**Exercise:**
In the copy, include every entry exactly but none of the images.

**Supplied records:**

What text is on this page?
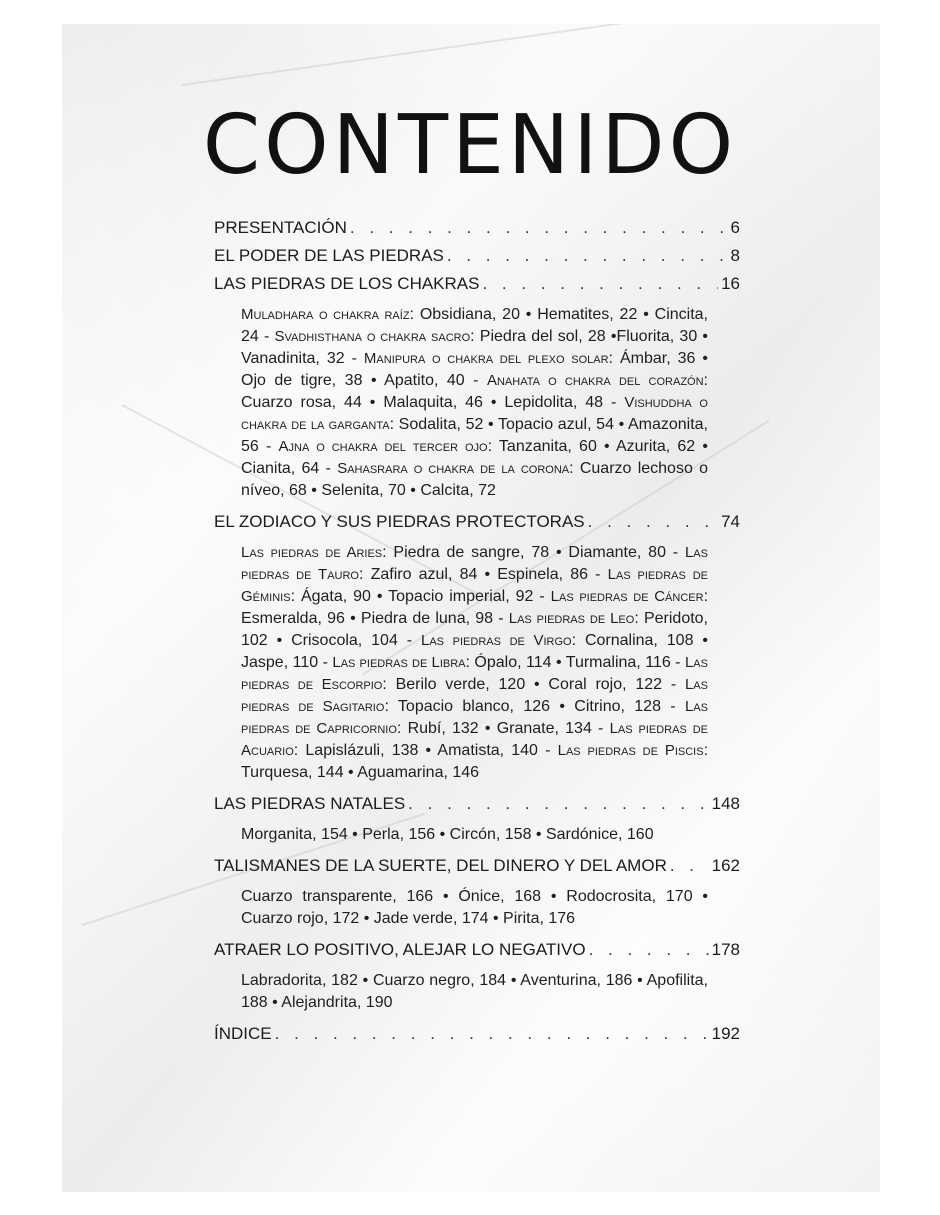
CONTENIDO
PRESENTACIÓN . . .	6
EL PODER DE LAS PIEDRAS . . .	8
LAS PIEDRAS DE LOS CHAKRAS . . .	16
Muladhara o chakra raíz: Obsidiana, 20 • Hematites, 22 • Cincita, 24 - Svadhisthana o chakra sacro: Piedra del sol, 28 •Fluorita, 30 • Vanadinita, 32 - Manipura o chakra del plexo solar: Ámbar, 36 • Ojo de tigre, 38 • Apatito, 40 - Anahata o chakra del corazón: Cuarzo rosa, 44 • Malaquita, 46 • Lepidolita, 48 - Vishuddha o chakra de la garganta: Sodalita, 52 • Topacio azul, 54 • Amazonita, 56 - Ajna o chakra del tercer ojo: Tanzanita, 60 • Azurita, 62 • Cianita, 64 - Sahasrara o chakra de la corona: Cuarzo lechoso o níveo, 68 • Selenita, 70 • Calcita, 72
EL ZODIACO Y SUS PIEDRAS PROTECTORAS . . .	74
Las piedras de Aries: Piedra de sangre, 78 • Diamante, 80 - Las piedras de Tauro: Zafiro azul, 84 • Espinela, 86 - Las piedras de Géminis: Ágata, 90 • Topacio imperial, 92 - Las piedras de Cáncer: Esmeralda, 96 • Piedra de luna, 98 - Las piedras de Leo: Peridoto, 102 • Crisocola, 104 - Las piedras de Virgo: Cornalina, 108 • Jaspe, 110 - Las piedras de Libra: Ópalo, 114 • Turmalina, 116 - Las piedras de Escorpio: Berilo verde, 120 • Coral rojo, 122 - Las piedras de Sagitario: Topacio blanco, 126 • Citrino, 128 - Las piedras de Capricornio: Rubí, 132 • Granate, 134 - Las piedras de Acuario: Lapislázuli, 138 • Amatista, 140 - Las piedras de Piscis: Turquesa, 144 • Aguamarina, 146
LAS PIEDRAS NATALES . . .	148
Morganita, 154 • Perla, 156 • Circón, 158 • Sardónice, 160
TALISMANES DE LA SUERTE, DEL DINERO Y DEL AMOR . . .	162
Cuarzo transparente, 166 • Ónice, 168 • Rodocrosita, 170 • Cuarzo rojo, 172 • Jade verde, 174 • Pirita, 176
ATRAER LO POSITIVO, ALEJAR LO NEGATIVO . . .	178
Labradorita, 182 • Cuarzo negro, 184 • Aventurina, 186 • Apofilita, 188 • Alejandrita, 190
ÍNDICE . . .	192
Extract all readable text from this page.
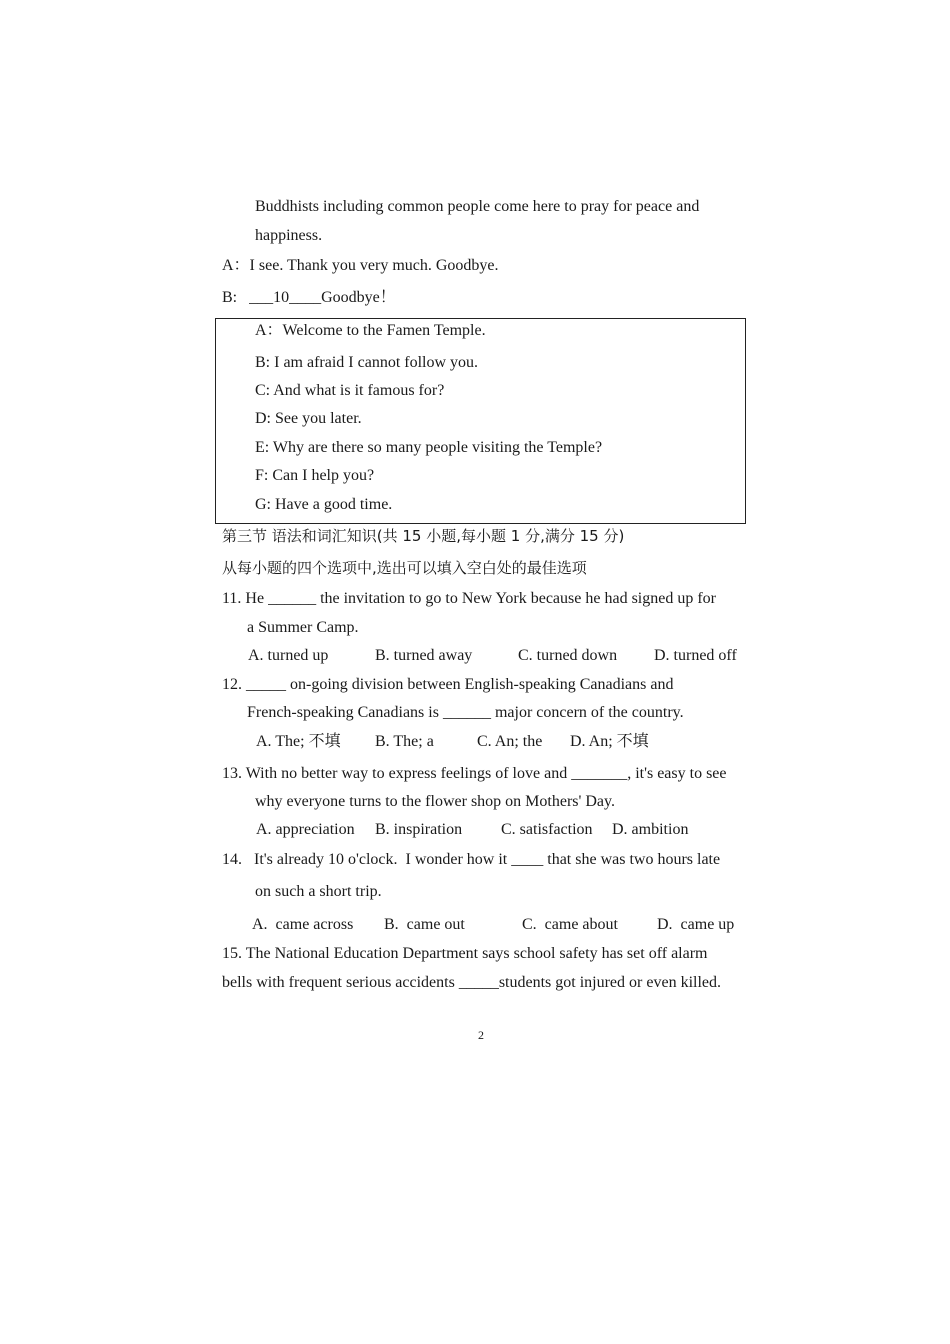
Buddhists including common people come here to pray for peace and
happiness.
A：I see. Thank you very much. Goodbye.
B: ___10____Goodbye！
A：Welcome to the Famen Temple.
B: I am afraid I cannot follow you.
C: And what is it famous for?
D: See you later.
E: Why are there so many people visiting the Temple?
F: Can I help you?
G: Have a good time.
第三节 语法和词汇知识(共 15 小题,每小题 1 分,满分 15 分)
从每小题的四个选项中,选出可以填入空白处的最佳选项
11. He ______ the invitation to go to New York because he had signed up for
a Summer Camp.
A. turned up	B. turned away	C. turned down D. turned off
12. _____ on-going division between English-speaking Canadians and
French-speaking Canadians is ______ major concern of the country.
A. The; 不填 B. The; a	C. An; the D. An; 不填
13. With no better way to express feelings of love and _______, it's easy to see
why everyone turns to the flower shop on Mothers' Day.
A. appreciation B. inspiration C. satisfaction D. ambition
14.   It's already 10 o'clock.  I wonder how it ____ that she was two hours late
on such a short trip.
A.  came across B.  came out	C.  came about D.  came up
15. The National Education Department says school safety has set off alarm
bells with frequent serious accidents _____students got injured or even killed.
2
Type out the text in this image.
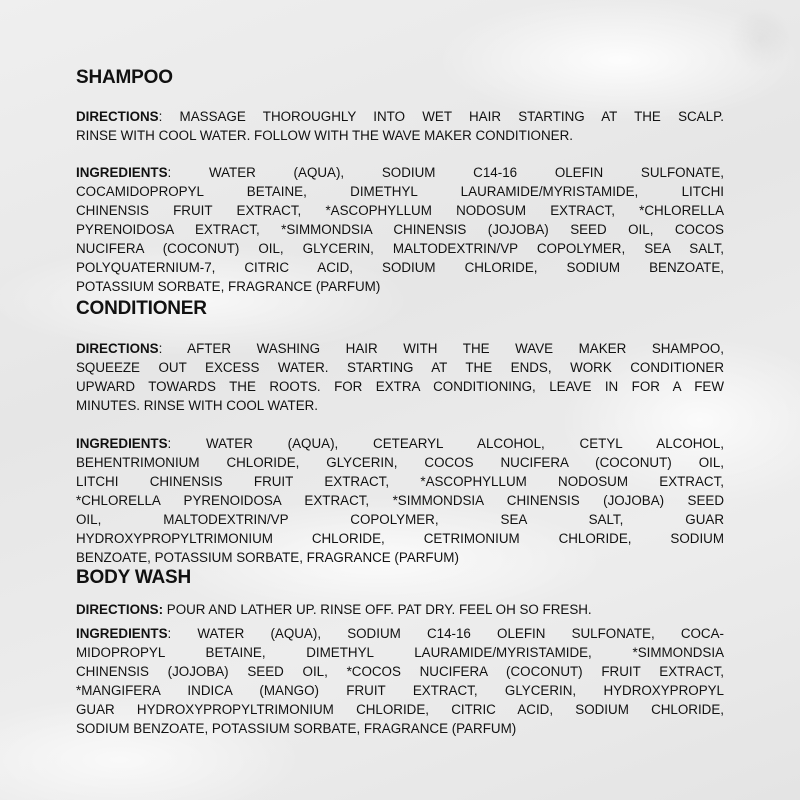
SHAMPOO

DIRECTIONS: MASSAGE THOROUGHLY INTO WET HAIR STARTING AT THE SCALP.
RINSE WITH COOL WATER. FOLLOW WITH THE WAVE MAKER CONDITIONER.

INGREDIENTS: WATER (AQUA), SODIUM C14-16 OLEFIN SULFONATE,
COCAMIDOPROPYL BETAINE, DIMETHYL LAURAMIDE/MYRISTAMIDE, LITCHI
CHINENSIS FRUIT EXTRACT, *ASCOPHYLLUM NODOSUM EXTRACT, *CHLORELLA
PYRENOIDOSA EXTRACT, *SIMMONDSIA CHINENSIS (JOJOBA) SEED OIL, COCOS
NUCIFERA (COCONUT) OIL, GLYCERIN, MALTODEXTRIN/VP COPOLYMER, SEA SALT,
POLYQUATERNIUM-7, CITRIC ACID, SODIUM CHLORIDE, SODIUM BENZOATE,
POTASSIUM SORBATE, FRAGRANCE (PARFUM)

CONDITIONER

DIRECTIONS: AFTER WASHING HAIR WITH THE WAVE MAKER SHAMPOO,
SQUEEZE OUT EXCESS WATER. STARTING AT THE ENDS, WORK CONDITIONER
UPWARD TOWARDS THE ROOTS. FOR EXTRA CONDITIONING, LEAVE IN FOR A FEW
MINUTES. RINSE WITH COOL WATER.

INGREDIENTS: WATER (AQUA), CETEARYL ALCOHOL, CETYL ALCOHOL,
BEHENTRIMONIUM CHLORIDE, GLYCERIN, COCOS NUCIFERA (COCONUT) OIL,
LITCHI CHINENSIS FRUIT EXTRACT, *ASCOPHYLLUM NODOSUM EXTRACT,
*CHLORELLA PYRENOIDOSA EXTRACT, *SIMMONDSIA CHINENSIS (JOJOBA) SEED
OIL, MALTODEXTRIN/VP COPOLYMER, SEA SALT, GUAR
HYDROXYPROPYLTRIMONIUM CHLORIDE, CETRIMONIUM CHLORIDE, SODIUM
BENZOATE, POTASSIUM SORBATE, FRAGRANCE (PARFUM)

BODY WASH

DIRECTIONS: POUR AND LATHER UP. RINSE OFF. PAT DRY. FEEL OH SO FRESH.

INGREDIENTS: WATER (AQUA), SODIUM C14-16 OLEFIN SULFONATE, COCA-
MIDOPROPYL BETAINE, DIMETHYL LAURAMIDE/MYRISTAMIDE, *SIMMONDSIA
CHINENSIS (JOJOBA) SEED OIL, *COCOS NUCIFERA (COCONUT) FRUIT EXTRACT,
*MANGIFERA INDICA (MANGO) FRUIT EXTRACT, GLYCERIN, HYDROXYPROPYL
GUAR HYDROXYPROPYLTRIMONIUM CHLORIDE, CITRIC ACID, SODIUM CHLORIDE,
SODIUM BENZOATE, POTASSIUM SORBATE, FRAGRANCE (PARFUM)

**Exercise solution:**
What text is on this page?
CONTENIDO
PRESENTACIÓN . . .	6
EL PODER DE LAS PIEDRAS . . .	8
LAS PIEDRAS DE LOS CHAKRAS . . .	16
Muladhara o chakra raíz: Obsidiana, 20 • Hematites, 22 • Cincita, 24 - Svadhisthana o chakra sacro: Piedra del sol, 28 •Fluorita, 30 • Vanadinita, 32 - Manipura o chakra del plexo solar: Ámbar, 36 • Ojo de tigre, 38 • Apatito, 40 - Anahata o chakra del corazón: Cuarzo rosa, 44 • Malaquita, 46 • Lepidolita, 48 - Vishuddha o chakra de la garganta: Sodalita, 52 • Topacio azul, 54 • Amazonita, 56 - Ajna o chakra del tercer ojo: Tanzanita, 60 • Azurita, 62 • Cianita, 64 - Sahasrara o chakra de la corona: Cuarzo lechoso o níveo, 68 • Selenita, 70 • Calcita, 72
EL ZODIACO Y SUS PIEDRAS PROTECTORAS . . .	74
Las piedras de Aries: Piedra de sangre, 78 • Diamante, 80 - Las piedras de Tauro: Zafiro azul, 84 • Espinela, 86 - Las piedras de Géminis: Ágata, 90 • Topacio imperial, 92 - Las piedras de Cáncer: Esmeralda, 96 • Piedra de luna, 98 - Las piedras de Leo: Peridoto, 102 • Crisocola, 104 - Las piedras de Virgo: Cornalina, 108 • Jaspe, 110 - Las piedras de Libra: Ópalo, 114 • Turmalina, 116 - Las piedras de Escorpio: Berilo verde, 120 • Coral rojo, 122 - Las piedras de Sagitario: Topacio blanco, 126 • Citrino, 128 - Las piedras de Capricornio: Rubí, 132 • Granate, 134 - Las piedras de Acuario: Lapislázuli, 138 • Amatista, 140 - Las piedras de Piscis: Turquesa, 144 • Aguamarina, 146
LAS PIEDRAS NATALES . . .	148
Morganita, 154 • Perla, 156 • Circón, 158 • Sardónice, 160
TALISMANES DE LA SUERTE, DEL DINERO Y DEL AMOR . . .	162
Cuarzo transparente, 166 • Ónice, 168 • Rodocrosita, 170 • Cuarzo rojo, 172 • Jade verde, 174 • Pirita, 176
ATRAER LO POSITIVO, ALEJAR LO NEGATIVO . . .	178
Labradorita, 182 • Cuarzo negro, 184 • Aventurina, 186 • Apofilita, 188 • Alejandrita, 190
ÍNDICE . . .	192
Extract all readable text from this page.
Buddhists including common people come here to pray for peace and
happiness.
A：I see. Thank you very much. Goodbye.
B: ___10____Goodbye！
A：Welcome to the Famen Temple.
B: I am afraid I cannot follow you.
C: And what is it famous for?
D: See you later.
E: Why are there so many people visiting the Temple?
F: Can I help you?
G: Have a good time.
第三节 语法和词汇知识(共 15 小题,每小题 1 分,满分 15 分)
从每小题的四个选项中,选出可以填入空白处的最佳选项
11. He ______ the invitation to go to New York because he had signed up for
a Summer Camp.
A. turned up	B. turned away	C. turned down D. turned off
12. _____ on-going division between English-speaking Canadians and
French-speaking Canadians is ______ major concern of the country.
A. The; 不填 B. The; a	C. An; the D. An; 不填
13. With no better way to express feelings of love and _______, it's easy to see
why everyone turns to the flower shop on Mothers' Day.
A. appreciation B. inspiration C. satisfaction D. ambition
14.   It's already 10 o'clock.  I wonder how it ____ that she was two hours late
on such a short trip.
A.  came across B.  came out	C.  came about D.  came up
15. The National Education Department says school safety has set off alarm
bells with frequent serious accidents _____students got injured or even killed.
2
Type out the text in this image.
SHAMPOO

DIRECTIONS: MASSAGE THOROUGHLY INTO WET HAIR STARTING AT THE SCALP.
RINSE WITH COOL WATER. FOLLOW WITH THE WAVE MAKER CONDITIONER.

INGREDIENTS: WATER (AQUA), SODIUM C14-16 OLEFIN SULFONATE,
COCAMIDOPROPYL BETAINE, DIMETHYL LAURAMIDE/MYRISTAMIDE, LITCHI
CHINENSIS FRUIT EXTRACT, *ASCOPHYLLUM NODOSUM EXTRACT, *CHLORELLA
PYRENOIDOSA EXTRACT, *SIMMONDSIA CHINENSIS (JOJOBA) SEED OIL, COCOS
NUCIFERA (COCONUT) OIL, GLYCERIN, MALTODEXTRIN/VP COPOLYMER, SEA SALT,
POLYQUATERNIUM-7, CITRIC ACID, SODIUM CHLORIDE, SODIUM BENZOATE,
POTASSIUM SORBATE, FRAGRANCE (PARFUM)

CONDITIONER

DIRECTIONS: AFTER WASHING HAIR WITH THE WAVE MAKER SHAMPOO,
SQUEEZE OUT EXCESS WATER. STARTING AT THE ENDS, WORK CONDITIONER
UPWARD TOWARDS THE ROOTS. FOR EXTRA CONDITIONING, LEAVE IN FOR A FEW
MINUTES. RINSE WITH COOL WATER.

INGREDIENTS: WATER (AQUA), CETEARYL ALCOHOL, CETYL ALCOHOL,
BEHENTRIMONIUM CHLORIDE, GLYCERIN, COCOS NUCIFERA (COCONUT) OIL,
LITCHI CHINENSIS FRUIT EXTRACT, *ASCOPHYLLUM NODOSUM EXTRACT,
*CHLORELLA PYRENOIDOSA EXTRACT, *SIMMONDSIA CHINENSIS (JOJOBA) SEED
OIL, MALTODEXTRIN/VP COPOLYMER, SEA SALT, GUAR
HYDROXYPROPYLTRIMONIUM CHLORIDE, CETRIMONIUM CHLORIDE, SODIUM
BENZOATE, POTASSIUM SORBATE, FRAGRANCE (PARFUM)

BODY WASH

DIRECTIONS: POUR AND LATHER UP. RINSE OFF. PAT DRY. FEEL OH SO FRESH.

INGREDIENTS: WATER (AQUA), SODIUM C14-16 OLEFIN SULFONATE, COCA-
MIDOPROPYL BETAINE, DIMETHYL LAURAMIDE/MYRISTAMIDE, *SIMMONDSIA
CHINENSIS (JOJOBA) SEED OIL, *COCOS NUCIFERA (COCONUT) FRUIT EXTRACT,
*MANGIFERA INDICA (MANGO) FRUIT EXTRACT, GLYCERIN, HYDROXYPROPYL
GUAR HYDROXYPROPYLTRIMONIUM CHLORIDE, CITRIC ACID, SODIUM CHLORIDE,
SODIUM BENZOATE, POTASSIUM SORBATE, FRAGRANCE (PARFUM)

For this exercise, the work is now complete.